Extrait du texte >>
Lorsque nous pénétrons sous une grande futaie de chênes, l’obscurité devient presque complète. Les nuages masquent à nouveau le clair de lune et nos lampes sortent des sacs. Nous ne serons bien sur plus aussi discrets que nous l’aurions souhaité, mais mieux vaut cela que de risquer une chute ou une entorse sur le chemin très inégal. Dans la nuit, deux paires d’yeux nous regardent passer sans peur : deux chevreuils. Un peu plus loin, c’est au tour d’un beau Renard roux de traverser les faisceaux de nos lampes. Il s’éloigne sans peur, débonnaire. Nous retrouvons nos véhicules peu après 23h00. Les adieux sont malheureusement écoutés par l’averse qui crève juste à cet ultime instant.

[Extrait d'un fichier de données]

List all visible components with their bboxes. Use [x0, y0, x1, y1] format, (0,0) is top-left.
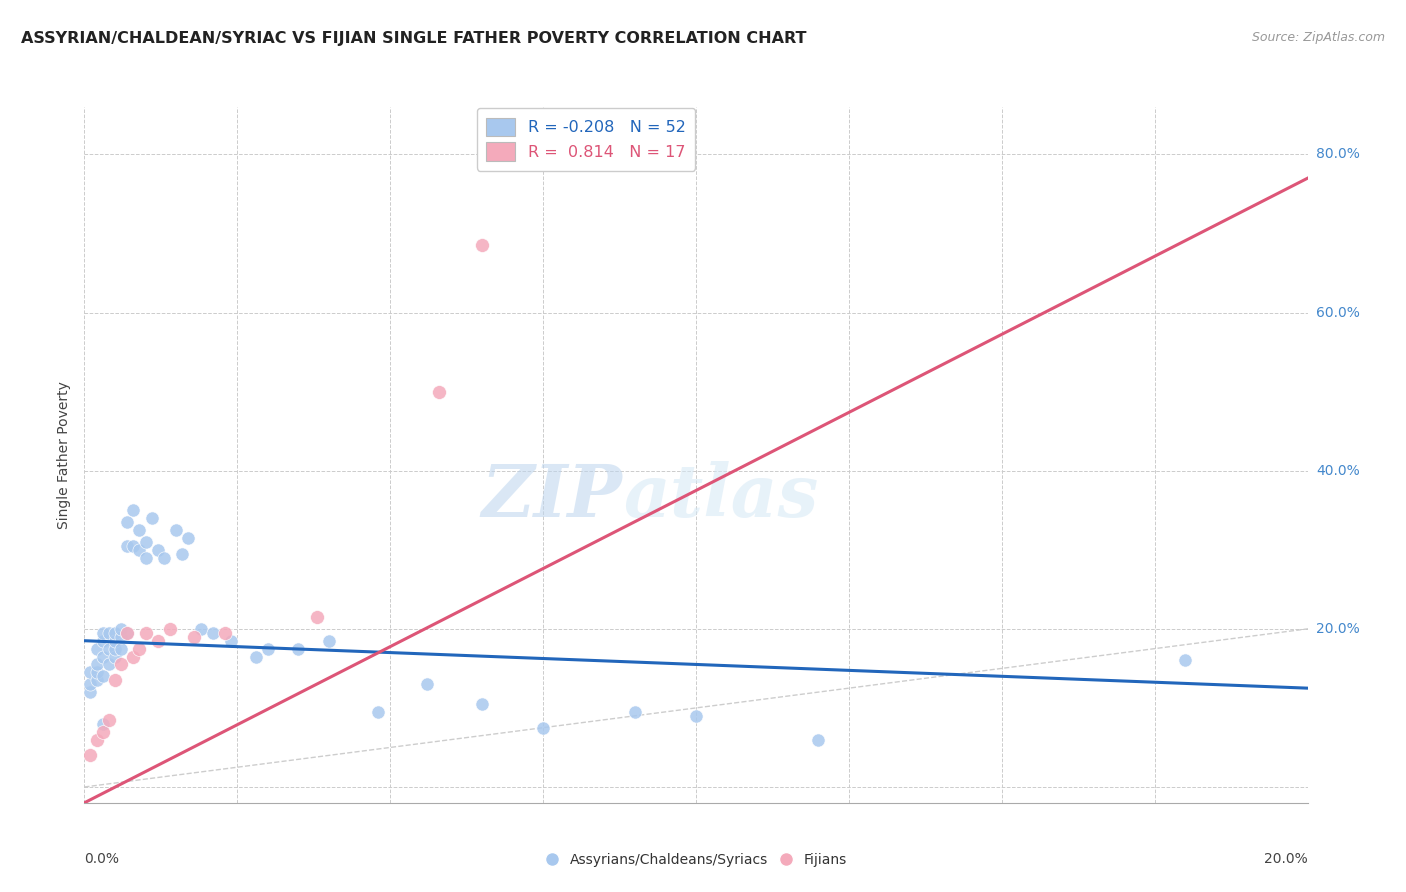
Point: [624, 705, 647, 719]
Point: [183, 630, 205, 644]
Point: [159, 622, 181, 636]
Point: [219, 633, 242, 648]
Point: [190, 622, 212, 636]
Point: [115, 625, 138, 640]
Text: Source: ZipAtlas.com: Source: ZipAtlas.com: [1251, 31, 1385, 45]
Point: [97, 657, 120, 672]
Point: [91, 649, 114, 664]
Point: [91, 625, 114, 640]
Point: [86, 657, 108, 672]
Point: [110, 641, 132, 656]
Point: [91, 716, 114, 731]
Point: [110, 622, 132, 636]
Point: [318, 633, 340, 648]
Point: [471, 238, 494, 252]
Text: 20.0%: 20.0%: [1264, 852, 1308, 865]
Point: [91, 633, 114, 648]
Point: [104, 673, 127, 688]
Point: [110, 657, 132, 672]
Point: [201, 625, 224, 640]
Point: [104, 625, 127, 640]
Point: [104, 649, 127, 664]
Point: [97, 713, 120, 727]
Text: 40.0%: 40.0%: [1316, 464, 1360, 478]
Point: [79, 685, 101, 699]
Point: [146, 633, 169, 648]
Point: [110, 630, 132, 644]
Point: [122, 649, 145, 664]
Point: [128, 523, 150, 537]
Point: [122, 539, 145, 553]
Point: [79, 665, 101, 680]
Point: [115, 515, 138, 529]
Point: [367, 705, 389, 719]
Point: [141, 511, 163, 525]
Point: [79, 677, 101, 691]
Point: [91, 669, 114, 683]
Point: [128, 542, 150, 557]
Point: [97, 625, 120, 640]
Text: 60.0%: 60.0%: [1316, 306, 1360, 319]
Point: [104, 633, 127, 648]
Point: [172, 547, 194, 561]
Point: [416, 677, 439, 691]
Point: [115, 539, 138, 553]
Point: [104, 641, 127, 656]
Point: [146, 542, 169, 557]
Point: [531, 721, 554, 735]
Point: [1174, 653, 1197, 667]
Point: [135, 534, 157, 549]
Y-axis label: Single Father Poverty: Single Father Poverty: [58, 381, 72, 529]
Point: [153, 550, 176, 565]
Point: [245, 649, 267, 664]
Point: [257, 641, 280, 656]
Point: [177, 531, 200, 545]
Text: ZIP: ZIP: [482, 461, 623, 533]
Point: [86, 673, 108, 688]
Point: [471, 697, 494, 711]
Point: [86, 641, 108, 656]
Point: [685, 708, 707, 723]
Point: [128, 641, 150, 656]
Point: [122, 503, 145, 517]
Text: atlas: atlas: [623, 461, 818, 533]
Point: [86, 665, 108, 680]
Legend: Assyrians/Chaldeans/Syriacs, Fijians: Assyrians/Chaldeans/Syriacs, Fijians: [538, 847, 853, 872]
Point: [97, 641, 120, 656]
Point: [165, 523, 187, 537]
Point: [305, 610, 328, 624]
Point: [91, 724, 114, 739]
Point: [287, 641, 309, 656]
Point: [79, 748, 101, 763]
Point: [115, 625, 138, 640]
Point: [86, 732, 108, 747]
Text: 20.0%: 20.0%: [1316, 622, 1360, 636]
Point: [135, 625, 157, 640]
Point: [807, 732, 830, 747]
Point: [214, 625, 236, 640]
Point: [135, 550, 157, 565]
Text: ASSYRIAN/CHALDEAN/SYRIAC VS FIJIAN SINGLE FATHER POVERTY CORRELATION CHART: ASSYRIAN/CHALDEAN/SYRIAC VS FIJIAN SINGL…: [21, 31, 807, 46]
Point: [427, 384, 450, 399]
Text: 80.0%: 80.0%: [1316, 147, 1360, 161]
Text: 0.0%: 0.0%: [84, 852, 120, 865]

Consigne >>
Modifiez le passage de l'extrait qui s'étend de « Lorsque nous pénétrons » jusqu'à « cet ultime instant. » en y remplaçant « chênes » par « hêtres », puis réécrivez-le en entier. Seul l'extrait doit servir de référence.

Corrigé >>
Lorsque nous pénétrons sous une grande futaie de hêtres, l’obscurité devient presque complète. Les nuages masquent à nouveau le clair de lune et nos lampes sortent des sacs. Nous ne serons bien sur plus aussi discrets que nous l’aurions souhaité, mais mieux vaut cela que de risquer une chute ou une entorse sur le chemin très inégal. Dans la nuit, deux paires d’yeux nous regardent passer sans peur : deux chevreuils. Un peu plus loin, c’est au tour d’un beau Renard roux de traverser les faisceaux de nos lampes. Il s’éloigne sans peur, débonnaire. Nous retrouvons nos véhicules peu après 23h00. Les adieux sont malheureusement écoutés par l’averse qui crève juste à cet ultime instant.